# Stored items
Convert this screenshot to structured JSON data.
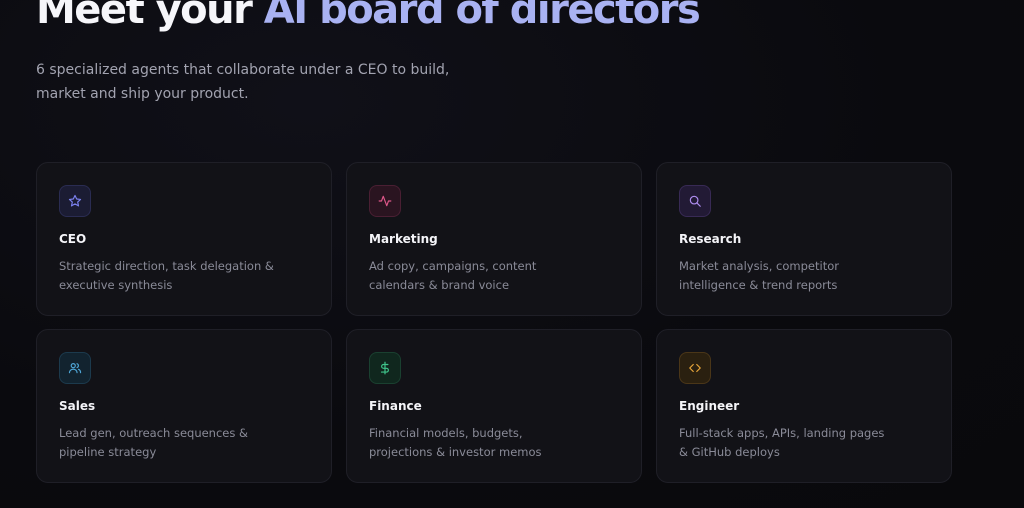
{
  "hero": {
    "title_prefix": "Meet your ",
    "title_accent": "AI board of directors",
    "subtitle": "6 specialized agents that collaborate under a CEO to build, market and ship your product."
  },
  "agents": [
    {
      "name": "CEO",
      "description": "Strategic direction, task delegation & executive synthesis",
      "icon": "star-icon",
      "accent_color": "#7c82f0",
      "icon_bg": "#1b1c33",
      "icon_border": "#2a2c52"
    },
    {
      "name": "Marketing",
      "description": "Ad copy, campaigns, content calendars & brand voice",
      "icon": "activity-icon",
      "accent_color": "#e0578a",
      "icon_bg": "#2a1420",
      "icon_border": "#4a1f33"
    },
    {
      "name": "Research",
      "description": "Market analysis, competitor intelligence & trend reports",
      "icon": "search-icon",
      "accent_color": "#b08ef2",
      "icon_bg": "#221a35",
      "icon_border": "#382a55"
    },
    {
      "name": "Sales",
      "description": "Lead gen, outreach sequences & pipeline strategy",
      "icon": "users-icon",
      "accent_color": "#4fa7d8",
      "icon_bg": "#12232f",
      "icon_border": "#1c3a4d"
    },
    {
      "name": "Finance",
      "description": "Financial models, budgets, projections & investor memos",
      "icon": "dollar-icon",
      "accent_color": "#3fc48b",
      "icon_bg": "#10271e",
      "icon_border": "#1a4030"
    },
    {
      "name": "Engineer",
      "description": "Full-stack apps, APIs, landing pages & GitHub deploys",
      "icon": "code-icon",
      "accent_color": "#e8a63a",
      "icon_bg": "#2a2010",
      "icon_border": "#4a3618"
    }
  ]
}
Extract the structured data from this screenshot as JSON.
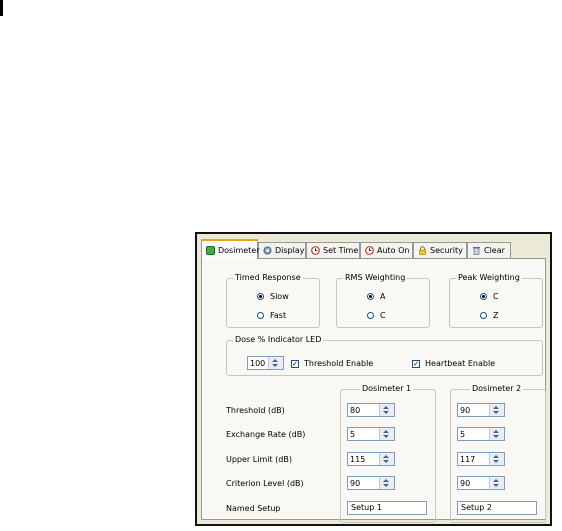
{
  "tabs": [
    {
      "label": "Dosimeter",
      "icon": "dosimeter-icon",
      "active": true
    },
    {
      "label": "Display",
      "icon": "display-gear-icon"
    },
    {
      "label": "Set Time",
      "icon": "clock-icon"
    },
    {
      "label": "Auto On",
      "icon": "alarm-clock-icon"
    },
    {
      "label": "Security",
      "icon": "lock-icon"
    },
    {
      "label": "Clear",
      "icon": "trash-icon"
    }
  ],
  "timed_response": {
    "title": "Timed Response",
    "options": [
      "Slow",
      "Fast"
    ],
    "selected": "Slow"
  },
  "rms_weighting": {
    "title": "RMS Weighting",
    "options": [
      "A",
      "C"
    ],
    "selected": "A"
  },
  "peak_weighting": {
    "title": "Peak Weighting",
    "options": [
      "C",
      "Z"
    ],
    "selected": "C"
  },
  "dose_led": {
    "title": "Dose % Indicator LED",
    "value": "100",
    "threshold_label": "Threshold Enable",
    "threshold_checked": true,
    "heartbeat_label": "Heartbeat Enable",
    "heartbeat_checked": true
  },
  "dosimeter_table": {
    "columns": [
      "Dosimeter 1",
      "Dosimeter 2"
    ],
    "rows": [
      {
        "label": "Threshold (dB)",
        "d1": "80",
        "d2": "90"
      },
      {
        "label": "Exchange Rate (dB)",
        "d1": "5",
        "d2": "5"
      },
      {
        "label": "Upper Limit (dB)",
        "d1": "115",
        "d2": "117"
      },
      {
        "label": "Criterion Level (dB)",
        "d1": "90",
        "d2": "90"
      }
    ],
    "named_setup": {
      "label": "Named Setup",
      "d1": "Setup 1",
      "d2": "Setup 2"
    }
  },
  "colors": {
    "tab_highlight": "#e6a226",
    "panel_bg": "#ece9d8",
    "input_border": "#7f9db9"
  }
}
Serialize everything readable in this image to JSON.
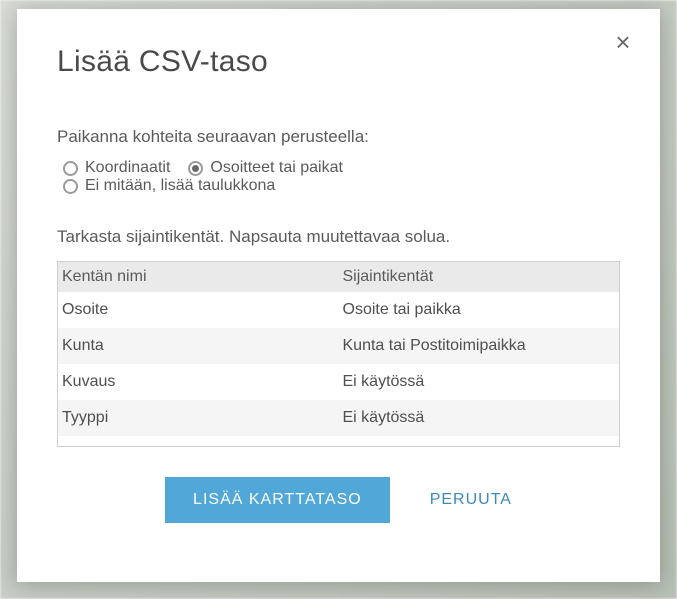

# What to do
Select the lines that carry the string "description" and copy them.

# Expected answer
      "description": "Strategic direction, task delegation & executive synthesis",
      "description": "Ad copy, campaigns, content calendars & brand voice",
      "description": "Market analysis, competitor intelligence & trend reports",
      "description": "Lead gen, outreach sequences & pipeline strategy",
      "description": "Financial models, budgets, projections & investor memos",
      "description": "Full-stack apps, APIs, landing pages & GitHub deploys",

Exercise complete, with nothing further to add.